Source extract -
________________________
GettyImages-92174013
Teens walk on a treadmill during fitness training at Wellspring Academy, a special school to help students fight childhood obesity in Reedley, California, Oct. 19, 2009. Getty Images/Justin Sullivan

Civil rights and public health watchdog groups in California allege that state education officials have failed to provide quality physical education to black and Latino children. The California Department of Education’s lack of compliance with state and federal laws requiring public schools to give a set amount of P.E. instruction is akin to racial discrimination, the groups said in an administrative complaint filed with the U.S. Department of Education Friday.

The lack of compliance has contributed to less than a quarter of black students and just over a quarter of Latino students passing annual physical fitness tests in 2015, the groups said. While slightly more than 30 percent of California’s children ages 10 through 17 are considered overweight or obese in California, the rate of obesity is more pronounced in black and Latino children, said Dr. Harold Goldstein, executive director of the California Center for Public Health Advocacy.

“Too often these ethnic and racial disparities have a devastating impact on the long-term health and welfare of our children,” Goldstein, who co-authored the group’s federal complaint, said in a statement Friday. “This is a tragedy to which education leaders have turned a blind eye.”

Pam Slater, a spokeswoman for the state Department of Education, said Friday that the agency had not seen the complaint and deferred comment.

GettyImages-92150418
Seventeen-year-old Marissa Hamilton stands on a scale during her weekly weigh-in at the Wellspring Academy, a school that helps teens combat childhood obesity, in Reedley, California, Oct. 21, 2009. Getty Images/Justin Sullivan

By law, California public schools must provide a minimum of 200 minutes of physical activity or instruction every 10 days in elementary schools and 400 minutes in middle and high schools. In all cases, the P.E. classes are to be taught by teachers credentialed in physical education. Federal law, under Title VI of the Civil Rights Act of 1964, requires state education officials to conduct quality audits and ensure compliance with the laws.

The groups said about half of California’s more than 970 public school districts have neglected the requirement and failed to assign qualified P.E. teachers. The underperforming schools were more likely to serve disproportionately Latino and black students, according to a study published by the American Journal of Preventative Medicine. The state Department of Education has neither audited the legal minimum of 10 percent of school districts nor posted its findings online, as required, the group said in its complaint.
________________________
Dataset -
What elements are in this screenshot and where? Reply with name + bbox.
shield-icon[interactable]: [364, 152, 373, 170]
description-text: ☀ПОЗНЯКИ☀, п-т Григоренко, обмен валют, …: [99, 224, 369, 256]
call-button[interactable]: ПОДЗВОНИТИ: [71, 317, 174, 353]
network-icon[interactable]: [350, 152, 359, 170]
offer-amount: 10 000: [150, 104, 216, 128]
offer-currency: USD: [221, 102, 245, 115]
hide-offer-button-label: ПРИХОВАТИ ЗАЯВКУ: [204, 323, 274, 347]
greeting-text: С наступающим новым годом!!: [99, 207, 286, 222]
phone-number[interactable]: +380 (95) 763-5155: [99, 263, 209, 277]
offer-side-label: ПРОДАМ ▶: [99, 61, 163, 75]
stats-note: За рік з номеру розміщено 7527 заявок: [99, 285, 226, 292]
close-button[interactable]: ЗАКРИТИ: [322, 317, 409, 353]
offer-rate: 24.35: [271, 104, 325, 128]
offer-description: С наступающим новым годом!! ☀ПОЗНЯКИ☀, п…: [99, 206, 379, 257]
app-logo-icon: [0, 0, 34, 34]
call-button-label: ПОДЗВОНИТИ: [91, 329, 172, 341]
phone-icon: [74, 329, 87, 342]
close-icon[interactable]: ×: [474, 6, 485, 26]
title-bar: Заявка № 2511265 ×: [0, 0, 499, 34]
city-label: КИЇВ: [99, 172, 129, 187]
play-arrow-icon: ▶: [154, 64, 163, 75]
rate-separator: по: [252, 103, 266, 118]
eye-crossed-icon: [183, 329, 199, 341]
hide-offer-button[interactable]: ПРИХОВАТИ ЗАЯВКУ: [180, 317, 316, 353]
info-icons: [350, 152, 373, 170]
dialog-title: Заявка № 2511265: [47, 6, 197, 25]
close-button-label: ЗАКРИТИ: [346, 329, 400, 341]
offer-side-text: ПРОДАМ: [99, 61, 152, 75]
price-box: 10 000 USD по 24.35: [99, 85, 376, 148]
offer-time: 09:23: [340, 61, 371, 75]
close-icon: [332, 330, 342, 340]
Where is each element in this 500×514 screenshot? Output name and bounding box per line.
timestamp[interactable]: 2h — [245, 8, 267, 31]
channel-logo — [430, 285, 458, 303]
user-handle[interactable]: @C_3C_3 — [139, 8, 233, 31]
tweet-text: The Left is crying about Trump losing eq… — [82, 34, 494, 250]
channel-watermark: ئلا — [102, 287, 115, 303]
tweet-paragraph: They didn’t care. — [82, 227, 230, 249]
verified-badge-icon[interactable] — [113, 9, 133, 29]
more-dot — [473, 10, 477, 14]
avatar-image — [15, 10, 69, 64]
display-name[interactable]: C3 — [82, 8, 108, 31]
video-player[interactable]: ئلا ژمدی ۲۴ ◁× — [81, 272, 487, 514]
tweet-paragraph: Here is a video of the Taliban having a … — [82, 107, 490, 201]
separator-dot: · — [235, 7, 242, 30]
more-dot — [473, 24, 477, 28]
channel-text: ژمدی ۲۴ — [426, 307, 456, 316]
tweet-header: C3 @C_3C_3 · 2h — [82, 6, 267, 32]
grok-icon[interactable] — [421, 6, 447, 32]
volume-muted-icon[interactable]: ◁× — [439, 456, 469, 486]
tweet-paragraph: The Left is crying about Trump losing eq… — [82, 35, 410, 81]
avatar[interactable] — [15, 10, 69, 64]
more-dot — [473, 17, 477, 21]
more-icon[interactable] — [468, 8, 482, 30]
________________________
Exercise A -
Reproduce the passage of the article on physical education in California schools between "GettyImages-92174013" and "of Education Friday.", inclusive.
Exercise B -
Resume the article on physical education in California schools after its final sentence.

Answer box A -
GettyImages-92174013
Teens walk on a treadmill during fitness training at Wellspring Academy, a special school to help students fight childhood obesity in Reedley, California, Oct. 19, 2009. Getty Images/Justin Sullivan

Civil rights and public health watchdog groups in California allege that state education officials have failed to provide quality physical education to black and Latino children. The California Department of Education’s lack of compliance with state and federal laws requiring public schools to give a set amount of P.E. instruction is akin to racial discrimination, the groups said in an administrative complaint filed with the U.S. Department of Education Friday.

Answer box B -
Only 26 percent of Latino and 22 percent of black students are passing the state’s annual physical fitness test, according to a 2015 study by the University of Southern California Sol Price School of Public Policy. Just 1 in 10 black students is considered physically fit, compared to 1 in 3 white students in districts surveyed for the study.

Overall, California’s black and Latino children ages 5-19 were obese at rates of 21 percent and 24 percent in 2012, compared to a rate of 20 percent for white children, according to the California Department of Public Health. Body mass index for children and teenagers is a number calculated from the child’s weight and height. Children are considered overweight or obese if their BMI is at or above the 85th percentile of federal growth charts broken down for age and gender, according to the California-based Henry J. Kaiser Family Foundation. More than a third of all children and adolescents in the U.S. are considered overweight or obese, according to the Centers for Disease Control and Prevention.

Adult Obesity Rate in California | FindTheData

The six groups who filed the complaint include the California Association for Health, Physical Education, Recreation and Dance, the Prevention Institute and the Latino Coalition for a Healthy California. The complaint is not a lawsuit, but the groups want state education officials to voluntarily bring the state back into compliance with state and federal laws.

“Our coalition hopes this complaint will move the California Superintendent of Public Instruction and school districts to alleviate these indefensible disparities in education and fitness,” said Robert García, founding director and counsel for The City Project, another organization in the group of six. “Physical education is key to our students’ academic success and health.”